*Recorded information:*
--------------------------------

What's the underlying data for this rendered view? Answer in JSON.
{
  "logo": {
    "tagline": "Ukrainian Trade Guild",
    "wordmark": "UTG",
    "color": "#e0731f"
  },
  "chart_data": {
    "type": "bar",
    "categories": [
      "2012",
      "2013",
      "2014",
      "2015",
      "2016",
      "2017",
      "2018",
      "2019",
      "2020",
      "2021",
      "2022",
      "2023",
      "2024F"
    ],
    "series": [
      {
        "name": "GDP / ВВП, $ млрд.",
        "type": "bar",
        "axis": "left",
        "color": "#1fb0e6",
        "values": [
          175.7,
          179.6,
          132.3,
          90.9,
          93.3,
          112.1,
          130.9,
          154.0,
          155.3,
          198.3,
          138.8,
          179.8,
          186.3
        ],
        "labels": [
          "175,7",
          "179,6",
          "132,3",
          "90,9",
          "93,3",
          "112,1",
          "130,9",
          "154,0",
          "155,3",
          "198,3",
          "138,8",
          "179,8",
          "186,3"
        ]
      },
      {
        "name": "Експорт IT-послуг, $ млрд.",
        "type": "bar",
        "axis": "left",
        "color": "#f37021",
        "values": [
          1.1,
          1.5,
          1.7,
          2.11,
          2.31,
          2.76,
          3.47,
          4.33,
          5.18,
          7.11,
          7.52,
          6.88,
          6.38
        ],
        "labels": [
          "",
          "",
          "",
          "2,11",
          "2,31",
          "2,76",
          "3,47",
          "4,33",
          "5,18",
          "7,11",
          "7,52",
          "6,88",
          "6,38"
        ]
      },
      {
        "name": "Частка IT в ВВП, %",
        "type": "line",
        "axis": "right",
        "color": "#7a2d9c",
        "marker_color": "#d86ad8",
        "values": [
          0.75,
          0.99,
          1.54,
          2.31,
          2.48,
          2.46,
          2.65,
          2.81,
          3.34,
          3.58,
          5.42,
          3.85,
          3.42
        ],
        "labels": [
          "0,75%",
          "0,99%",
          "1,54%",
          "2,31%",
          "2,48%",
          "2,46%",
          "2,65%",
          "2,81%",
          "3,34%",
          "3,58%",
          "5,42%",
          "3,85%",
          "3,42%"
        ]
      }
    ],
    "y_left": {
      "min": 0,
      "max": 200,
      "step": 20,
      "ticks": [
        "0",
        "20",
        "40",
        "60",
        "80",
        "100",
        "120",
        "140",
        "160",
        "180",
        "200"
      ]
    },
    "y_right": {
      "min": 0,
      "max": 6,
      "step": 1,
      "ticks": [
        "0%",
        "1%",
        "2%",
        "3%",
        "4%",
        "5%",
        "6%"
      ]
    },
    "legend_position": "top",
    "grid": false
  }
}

--------------------------------

Exactly as shown, repeat every record.

*Written solution:*
What's the underlying data for this rendered view? Answer in JSON.
{
  "logo": {
    "tagline": "Ukrainian Trade Guild",
    "wordmark": "UTG",
    "color": "#e0731f"
  },
  "chart_data": {
    "type": "bar",
    "categories": [
      "2012",
      "2013",
      "2014",
      "2015",
      "2016",
      "2017",
      "2018",
      "2019",
      "2020",
      "2021",
      "2022",
      "2023",
      "2024F"
    ],
    "series": [
      {
        "name": "GDP / ВВП, $ млрд.",
        "type": "bar",
        "axis": "left",
        "color": "#1fb0e6",
        "values": [
          175.7,
          179.6,
          132.3,
          90.9,
          93.3,
          112.1,
          130.9,
          154.0,
          155.3,
          198.3,
          138.8,
          179.8,
          186.3
        ],
        "labels": [
          "175,7",
          "179,6",
          "132,3",
          "90,9",
          "93,3",
          "112,1",
          "130,9",
          "154,0",
          "155,3",
          "198,3",
          "138,8",
          "179,8",
          "186,3"
        ]
      },
      {
        "name": "Експорт IT-послуг, $ млрд.",
        "type": "bar",
        "axis": "left",
        "color": "#f37021",
        "values": [
          1.1,
          1.5,
          1.7,
          2.11,
          2.31,
          2.76,
          3.47,
          4.33,
          5.18,
          7.11,
          7.52,
          6.88,
          6.38
        ],
        "labels": [
          "",
          "",
          "",
          "2,11",
          "2,31",
          "2,76",
          "3,47",
          "4,33",
          "5,18",
          "7,11",
          "7,52",
          "6,88",
          "6,38"
        ]
      },
      {
        "name": "Частка IT в ВВП, %",
        "type": "line",
        "axis": "right",
        "color": "#7a2d9c",
        "marker_color": "#d86ad8",
        "values": [
          0.75,
          0.99,
          1.54,
          2.31,
          2.48,
          2.46,
          2.65,
          2.81,
          3.34,
          3.58,
          5.42,
          3.85,
          3.42
        ],
        "labels": [
          "0,75%",
          "0,99%",
          "1,54%",
          "2,31%",
          "2,48%",
          "2,46%",
          "2,65%",
          "2,81%",
          "3,34%",
          "3,58%",
          "5,42%",
          "3,85%",
          "3,42%"
        ]
      }
    ],
    "y_left": {
      "min": 0,
      "max": 200,
      "step": 20,
      "ticks": [
        "0",
        "20",
        "40",
        "60",
        "80",
        "100",
        "120",
        "140",
        "160",
        "180",
        "200"
      ]
    },
    "y_right": {
      "min": 0,
      "max": 6,
      "step": 1,
      "ticks": [
        "0%",
        "1%",
        "2%",
        "3%",
        "4%",
        "5%",
        "6%"
      ]
    },
    "legend_position": "top",
    "grid": false
  }
}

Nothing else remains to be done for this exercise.